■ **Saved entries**
◇ ◇ ◇ ◇

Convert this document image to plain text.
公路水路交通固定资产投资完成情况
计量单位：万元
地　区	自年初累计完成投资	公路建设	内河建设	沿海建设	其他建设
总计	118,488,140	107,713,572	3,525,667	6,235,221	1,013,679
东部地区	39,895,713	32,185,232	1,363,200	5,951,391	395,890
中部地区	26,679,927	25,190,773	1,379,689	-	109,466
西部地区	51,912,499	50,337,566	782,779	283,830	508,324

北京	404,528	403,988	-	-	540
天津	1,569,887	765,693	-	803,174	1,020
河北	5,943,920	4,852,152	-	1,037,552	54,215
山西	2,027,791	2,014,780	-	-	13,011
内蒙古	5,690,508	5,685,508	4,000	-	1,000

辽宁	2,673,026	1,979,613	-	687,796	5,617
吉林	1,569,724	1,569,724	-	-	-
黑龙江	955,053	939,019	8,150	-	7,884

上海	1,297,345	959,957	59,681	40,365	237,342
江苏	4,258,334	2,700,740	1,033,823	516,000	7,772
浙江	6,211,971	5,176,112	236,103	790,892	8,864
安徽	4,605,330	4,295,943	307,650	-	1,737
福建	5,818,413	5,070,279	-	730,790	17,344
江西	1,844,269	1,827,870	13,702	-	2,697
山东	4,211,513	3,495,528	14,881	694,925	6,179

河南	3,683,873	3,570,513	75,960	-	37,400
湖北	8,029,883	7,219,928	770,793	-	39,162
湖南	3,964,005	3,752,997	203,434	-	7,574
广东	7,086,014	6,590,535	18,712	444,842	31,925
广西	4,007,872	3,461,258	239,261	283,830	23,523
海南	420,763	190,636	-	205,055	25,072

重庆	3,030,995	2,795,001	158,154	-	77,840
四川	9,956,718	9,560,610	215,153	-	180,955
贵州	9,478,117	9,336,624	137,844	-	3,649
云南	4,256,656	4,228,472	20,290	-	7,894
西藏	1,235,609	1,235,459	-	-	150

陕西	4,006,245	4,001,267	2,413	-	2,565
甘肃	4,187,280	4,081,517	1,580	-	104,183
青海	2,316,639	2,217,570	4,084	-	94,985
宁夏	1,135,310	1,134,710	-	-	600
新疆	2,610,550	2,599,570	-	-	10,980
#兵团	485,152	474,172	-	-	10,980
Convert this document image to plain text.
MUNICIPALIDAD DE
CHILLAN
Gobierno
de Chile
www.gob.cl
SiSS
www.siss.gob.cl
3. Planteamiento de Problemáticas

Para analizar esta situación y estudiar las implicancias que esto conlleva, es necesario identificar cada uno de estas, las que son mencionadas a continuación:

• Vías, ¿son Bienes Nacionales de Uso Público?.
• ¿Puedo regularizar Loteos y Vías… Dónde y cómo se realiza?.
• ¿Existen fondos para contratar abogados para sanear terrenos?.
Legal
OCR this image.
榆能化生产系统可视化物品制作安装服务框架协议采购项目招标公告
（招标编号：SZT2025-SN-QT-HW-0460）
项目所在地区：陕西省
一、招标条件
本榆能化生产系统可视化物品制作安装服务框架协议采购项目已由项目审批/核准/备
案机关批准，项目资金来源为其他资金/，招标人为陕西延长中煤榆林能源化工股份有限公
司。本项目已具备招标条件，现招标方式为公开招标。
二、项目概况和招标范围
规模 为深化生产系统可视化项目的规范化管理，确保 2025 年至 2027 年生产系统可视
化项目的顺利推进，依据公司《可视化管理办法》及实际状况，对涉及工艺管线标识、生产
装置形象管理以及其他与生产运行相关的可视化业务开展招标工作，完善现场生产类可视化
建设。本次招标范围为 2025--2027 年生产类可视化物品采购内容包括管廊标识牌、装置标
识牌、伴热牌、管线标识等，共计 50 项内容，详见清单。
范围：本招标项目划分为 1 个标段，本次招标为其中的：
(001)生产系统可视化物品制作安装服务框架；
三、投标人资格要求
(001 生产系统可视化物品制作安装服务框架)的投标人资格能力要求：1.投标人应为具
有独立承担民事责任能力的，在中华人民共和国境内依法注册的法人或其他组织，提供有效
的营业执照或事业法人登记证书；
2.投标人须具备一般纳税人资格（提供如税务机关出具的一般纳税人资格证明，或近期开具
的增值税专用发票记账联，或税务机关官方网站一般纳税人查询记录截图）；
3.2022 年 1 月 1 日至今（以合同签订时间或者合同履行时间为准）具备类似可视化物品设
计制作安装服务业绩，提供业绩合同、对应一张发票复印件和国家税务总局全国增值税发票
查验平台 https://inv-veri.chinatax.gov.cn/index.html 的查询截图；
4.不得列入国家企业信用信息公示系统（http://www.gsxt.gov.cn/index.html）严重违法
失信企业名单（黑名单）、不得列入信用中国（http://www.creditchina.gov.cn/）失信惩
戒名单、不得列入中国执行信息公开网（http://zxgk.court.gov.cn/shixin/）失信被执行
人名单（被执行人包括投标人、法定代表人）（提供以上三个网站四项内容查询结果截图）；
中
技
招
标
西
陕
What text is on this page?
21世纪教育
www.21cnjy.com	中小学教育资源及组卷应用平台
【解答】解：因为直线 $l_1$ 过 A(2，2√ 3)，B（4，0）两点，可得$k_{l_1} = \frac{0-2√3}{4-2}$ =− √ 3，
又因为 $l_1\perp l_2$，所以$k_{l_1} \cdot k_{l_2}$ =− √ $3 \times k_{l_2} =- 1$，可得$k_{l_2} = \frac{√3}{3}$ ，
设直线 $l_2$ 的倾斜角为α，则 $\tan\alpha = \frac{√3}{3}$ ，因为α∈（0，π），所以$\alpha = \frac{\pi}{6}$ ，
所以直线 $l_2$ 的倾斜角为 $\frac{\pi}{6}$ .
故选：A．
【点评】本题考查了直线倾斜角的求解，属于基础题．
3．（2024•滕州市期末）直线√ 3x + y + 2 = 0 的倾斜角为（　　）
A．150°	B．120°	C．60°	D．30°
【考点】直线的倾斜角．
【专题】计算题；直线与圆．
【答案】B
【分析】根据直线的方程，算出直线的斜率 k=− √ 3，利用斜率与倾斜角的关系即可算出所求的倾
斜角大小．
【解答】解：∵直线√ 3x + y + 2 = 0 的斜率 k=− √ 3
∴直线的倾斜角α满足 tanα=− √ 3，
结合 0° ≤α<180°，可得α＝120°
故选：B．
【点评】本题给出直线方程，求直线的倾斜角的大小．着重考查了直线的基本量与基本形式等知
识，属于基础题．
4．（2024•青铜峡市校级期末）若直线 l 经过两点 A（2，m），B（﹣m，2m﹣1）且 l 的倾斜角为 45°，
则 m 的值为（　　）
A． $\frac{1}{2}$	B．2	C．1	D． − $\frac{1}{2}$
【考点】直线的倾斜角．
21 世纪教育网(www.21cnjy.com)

◇ ◇ ◇ ◇

■ **Your objective**
From the entries above, select each line containing the string "this".

■ **Reply**
Convert this document image to plain text.
Convert this document image to plain text.
OCR this image.
What text is on this page?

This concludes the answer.